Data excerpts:
(begin)

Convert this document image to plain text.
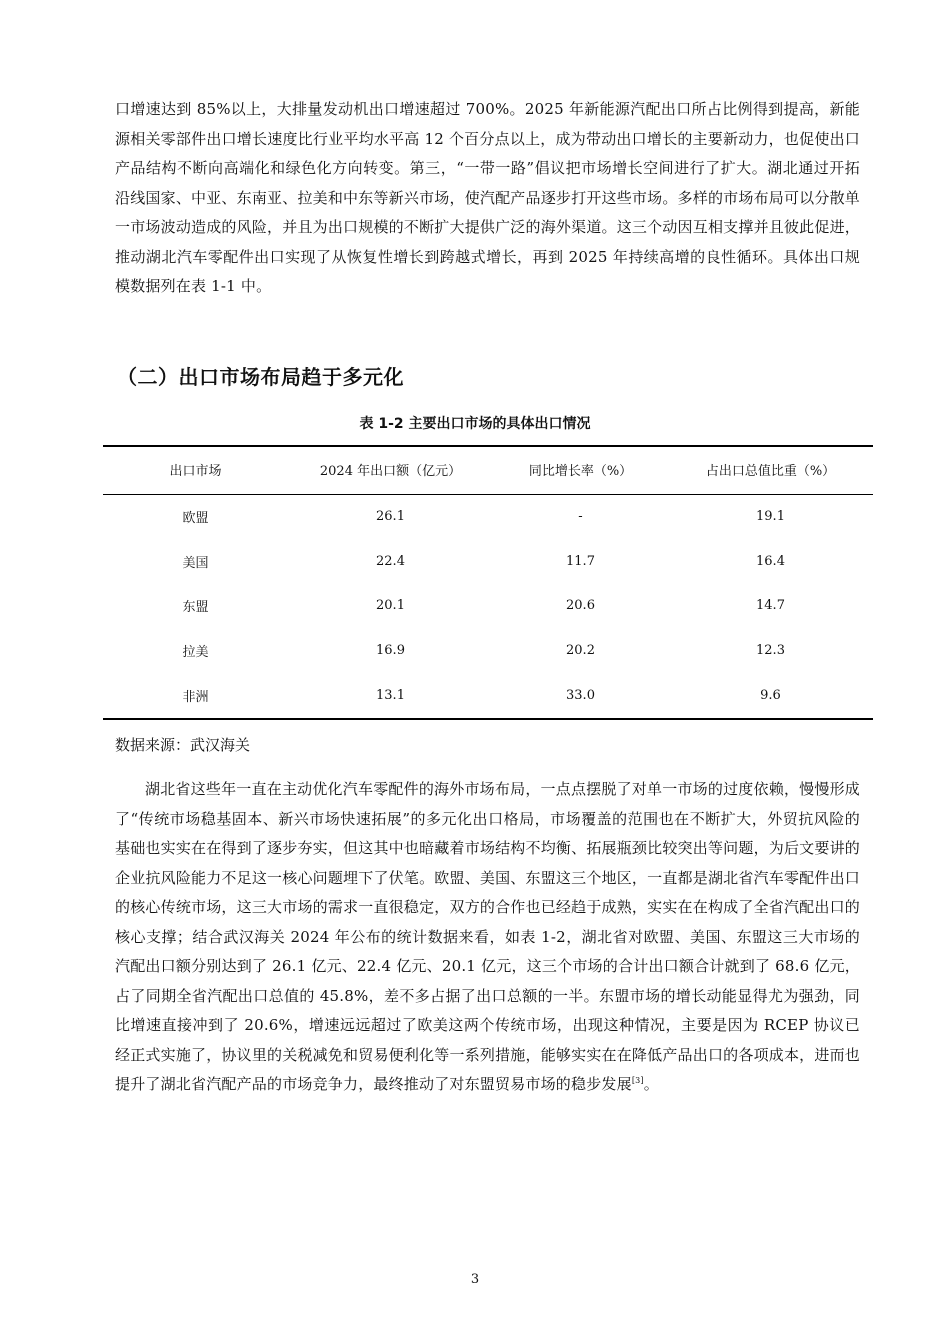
口增速达到 85%以上，大排量发动机出口增速超过 700%。2025 年新能源汽配出口所占比例得到提高，新能源相关零部件出口增长速度比行业平均水平高 12 个百分点以上，成为带动出口增长的主要新动力，也促使出口产品结构不断向高端化和绿色化方向转变。第三，“一带一路”倡议把市场增长空间进行了扩大。湖北通过开拓沿线国家、中亚、东南亚、拉美和中东等新兴市场，使汽配产品逐步打开这些市场。多样的市场布局可以分散单一市场波动造成的风险，并且为出口规模的不断扩大提供广泛的海外渠道。这三个动因互相支撑并且彼此促进，推动湖北汽车零配件出口实现了从恢复性增长到跨越式增长，再到 2025 年持续高增的良性循环。具体出口规模数据列在表 1-1 中。
（二）出口市场布局趋于多元化
表 1-2 主要出口市场的具体出口情况
出口市场	2024 年出口额（亿元）	同比增长率（%）	占出口总值比重（%）
欧盟	26.1	-	19.1
美国	22.4	11.7	16.4
东盟	20.1	20.6	14.7
拉美	16.9	20.2	12.3
非洲	13.1	33.0	9.6
数据来源：武汉海关
湖北省这些年一直在主动优化汽车零配件的海外市场布局，一点点摆脱了对单一市场的过度依赖，慢慢形成了“传统市场稳基固本、新兴市场快速拓展”的多元化出口格局，市场覆盖的范围也在不断扩大，外贸抗风险的基础也实实在在得到了逐步夯实，但这其中也暗藏着市场结构不均衡、拓展瓶颈比较突出等问题，为后文要讲的企业抗风险能力不足这一核心问题埋下了伏笔。欧盟、美国、东盟这三个地区，一直都是湖北省汽车零配件出口的核心传统市场，这三大市场的需求一直很稳定，双方的合作也已经趋于成熟，实实在在构成了全省汽配出口的核心支撑；结合武汉海关 2024 年公布的统计数据来看，如表 1-2，湖北省对欧盟、美国、东盟这三大市场的汽配出口额分别达到了 26.1 亿元、22.4 亿元、20.1 亿元，这三个市场的合计出口额合计就到了 68.6 亿元，占了同期全省汽配出口总值的 45.8%，差不多占据了出口总额的一半。东盟市场的增长动能显得尤为强劲，同比增速直接冲到了 20.6%，增速远远超过了欧美这两个传统市场，出现这种情况，主要是因为 RCEP 协议已经正式实施了，协议里的关税减免和贸易便利化等一系列措施，能够实实在在降低产品出口的各项成本，进而也提升了湖北省汽配产品的市场竞争力，最终推动了对东盟贸易市场的稳步发展[3]。
3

(end)

> _Exercise details_
Repeat the listing above exactly, with no pictures.

> _Result below_
Convert this document image to plain text.
口增速达到 85%以上，大排量发动机出口增速超过 700%。2025 年新能源汽配出口所占比例得到提高，新能源相关零部件出口增长速度比行业平均水平高 12 个百分点以上，成为带动出口增长的主要新动力，也促使出口产品结构不断向高端化和绿色化方向转变。第三，“一带一路”倡议把市场增长空间进行了扩大。湖北通过开拓沿线国家、中亚、东南亚、拉美和中东等新兴市场，使汽配产品逐步打开这些市场。多样的市场布局可以分散单一市场波动造成的风险，并且为出口规模的不断扩大提供广泛的海外渠道。这三个动因互相支撑并且彼此促进，推动湖北汽车零配件出口实现了从恢复性增长到跨越式增长，再到 2025 年持续高增的良性循环。具体出口规模数据列在表 1-1 中。
（二）出口市场布局趋于多元化
表 1-2 主要出口市场的具体出口情况
出口市场	2024 年出口额（亿元）	同比增长率（%）	占出口总值比重（%）
欧盟	26.1	-	19.1
美国	22.4	11.7	16.4
东盟	20.1	20.6	14.7
拉美	16.9	20.2	12.3
非洲	13.1	33.0	9.6
数据来源：武汉海关
湖北省这些年一直在主动优化汽车零配件的海外市场布局，一点点摆脱了对单一市场的过度依赖，慢慢形成了“传统市场稳基固本、新兴市场快速拓展”的多元化出口格局，市场覆盖的范围也在不断扩大，外贸抗风险的基础也实实在在得到了逐步夯实，但这其中也暗藏着市场结构不均衡、拓展瓶颈比较突出等问题，为后文要讲的企业抗风险能力不足这一核心问题埋下了伏笔。欧盟、美国、东盟这三个地区，一直都是湖北省汽车零配件出口的核心传统市场，这三大市场的需求一直很稳定，双方的合作也已经趋于成熟，实实在在构成了全省汽配出口的核心支撑；结合武汉海关 2024 年公布的统计数据来看，如表 1-2，湖北省对欧盟、美国、东盟这三大市场的汽配出口额分别达到了 26.1 亿元、22.4 亿元、20.1 亿元，这三个市场的合计出口额合计就到了 68.6 亿元，占了同期全省汽配出口总值的 45.8%，差不多占据了出口总额的一半。东盟市场的增长动能显得尤为强劲，同比增速直接冲到了 20.6%，增速远远超过了欧美这两个传统市场，出现这种情况，主要是因为 RCEP 协议已经正式实施了，协议里的关税减免和贸易便利化等一系列措施，能够实实在在降低产品出口的各项成本，进而也提升了湖北省汽配产品的市场竞争力，最终推动了对东盟贸易市场的稳步发展[3]。
3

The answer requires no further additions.